• _Collected data_:

____________________

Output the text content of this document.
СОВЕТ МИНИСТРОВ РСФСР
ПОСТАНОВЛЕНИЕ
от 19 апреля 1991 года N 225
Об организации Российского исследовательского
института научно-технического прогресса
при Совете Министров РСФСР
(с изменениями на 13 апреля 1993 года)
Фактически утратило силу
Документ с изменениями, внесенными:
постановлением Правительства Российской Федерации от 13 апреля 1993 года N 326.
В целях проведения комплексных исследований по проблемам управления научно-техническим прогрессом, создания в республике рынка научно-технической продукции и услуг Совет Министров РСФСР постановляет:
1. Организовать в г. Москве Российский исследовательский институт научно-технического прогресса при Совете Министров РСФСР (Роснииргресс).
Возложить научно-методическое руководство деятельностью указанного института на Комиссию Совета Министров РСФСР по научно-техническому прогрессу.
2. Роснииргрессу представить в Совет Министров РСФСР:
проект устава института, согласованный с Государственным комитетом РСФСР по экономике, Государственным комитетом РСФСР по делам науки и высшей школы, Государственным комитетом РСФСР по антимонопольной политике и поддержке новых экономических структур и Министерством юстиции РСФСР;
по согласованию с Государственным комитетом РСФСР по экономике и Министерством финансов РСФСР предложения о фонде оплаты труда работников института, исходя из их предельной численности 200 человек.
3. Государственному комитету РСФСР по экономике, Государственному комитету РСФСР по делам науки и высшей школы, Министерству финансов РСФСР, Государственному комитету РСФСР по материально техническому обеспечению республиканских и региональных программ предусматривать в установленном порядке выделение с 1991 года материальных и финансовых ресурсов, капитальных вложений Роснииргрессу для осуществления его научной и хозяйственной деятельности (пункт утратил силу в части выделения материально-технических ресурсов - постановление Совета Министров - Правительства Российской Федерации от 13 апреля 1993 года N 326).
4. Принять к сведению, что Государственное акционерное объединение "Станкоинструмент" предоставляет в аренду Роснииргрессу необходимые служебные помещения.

____________________

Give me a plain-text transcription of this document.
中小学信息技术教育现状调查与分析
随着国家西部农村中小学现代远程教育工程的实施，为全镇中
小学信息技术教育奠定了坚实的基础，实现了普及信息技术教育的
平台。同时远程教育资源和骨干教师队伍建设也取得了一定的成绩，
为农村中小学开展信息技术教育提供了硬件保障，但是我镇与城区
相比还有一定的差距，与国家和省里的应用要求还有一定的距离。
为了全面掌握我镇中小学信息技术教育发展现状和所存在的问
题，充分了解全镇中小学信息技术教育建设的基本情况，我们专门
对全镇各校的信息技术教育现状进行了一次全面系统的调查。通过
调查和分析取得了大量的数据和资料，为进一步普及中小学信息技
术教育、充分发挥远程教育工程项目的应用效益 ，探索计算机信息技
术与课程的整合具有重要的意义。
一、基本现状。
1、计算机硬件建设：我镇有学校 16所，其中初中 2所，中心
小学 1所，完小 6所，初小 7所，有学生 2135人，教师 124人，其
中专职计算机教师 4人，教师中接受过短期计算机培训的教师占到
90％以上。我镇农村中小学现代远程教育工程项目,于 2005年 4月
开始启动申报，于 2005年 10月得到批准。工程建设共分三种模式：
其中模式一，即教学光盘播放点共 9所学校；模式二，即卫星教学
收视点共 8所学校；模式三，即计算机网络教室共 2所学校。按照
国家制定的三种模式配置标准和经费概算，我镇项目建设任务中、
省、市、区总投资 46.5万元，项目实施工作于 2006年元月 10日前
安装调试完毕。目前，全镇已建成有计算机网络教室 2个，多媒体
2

____________________

• _STATED TASK_: Locate each line with the word "науки" and copy it.

• _EXERCISE RESPONSE_:
проект устава института, согласованный с Государственным комитетом РСФСР по экономике, Государственным комитетом РСФСР по делам науки и высшей школы, Государственным комитетом РСФСР по антимонопольной политике и поддержке новых экономических структур и Министерством юстиции РСФСР;
3. Государственному комитету РСФСР по экономике, Государственному комитету РСФСР по делам науки и высшей школы, Министерству финансов РСФСР, Государственному комитету РСФСР по материально техническому обеспечению республиканских и региональных программ предусматривать в установленном порядке выделение с 1991 года материальных и финансовых ресурсов, капитальных вложений Роснииргрессу для осуществления его научной и хозяйственной деятельности (пункт утратил силу в части выделения материально-технических ресурсов - постановление Совета Министров - Правительства Российской Федерации от 13 апреля 1993 года N 326).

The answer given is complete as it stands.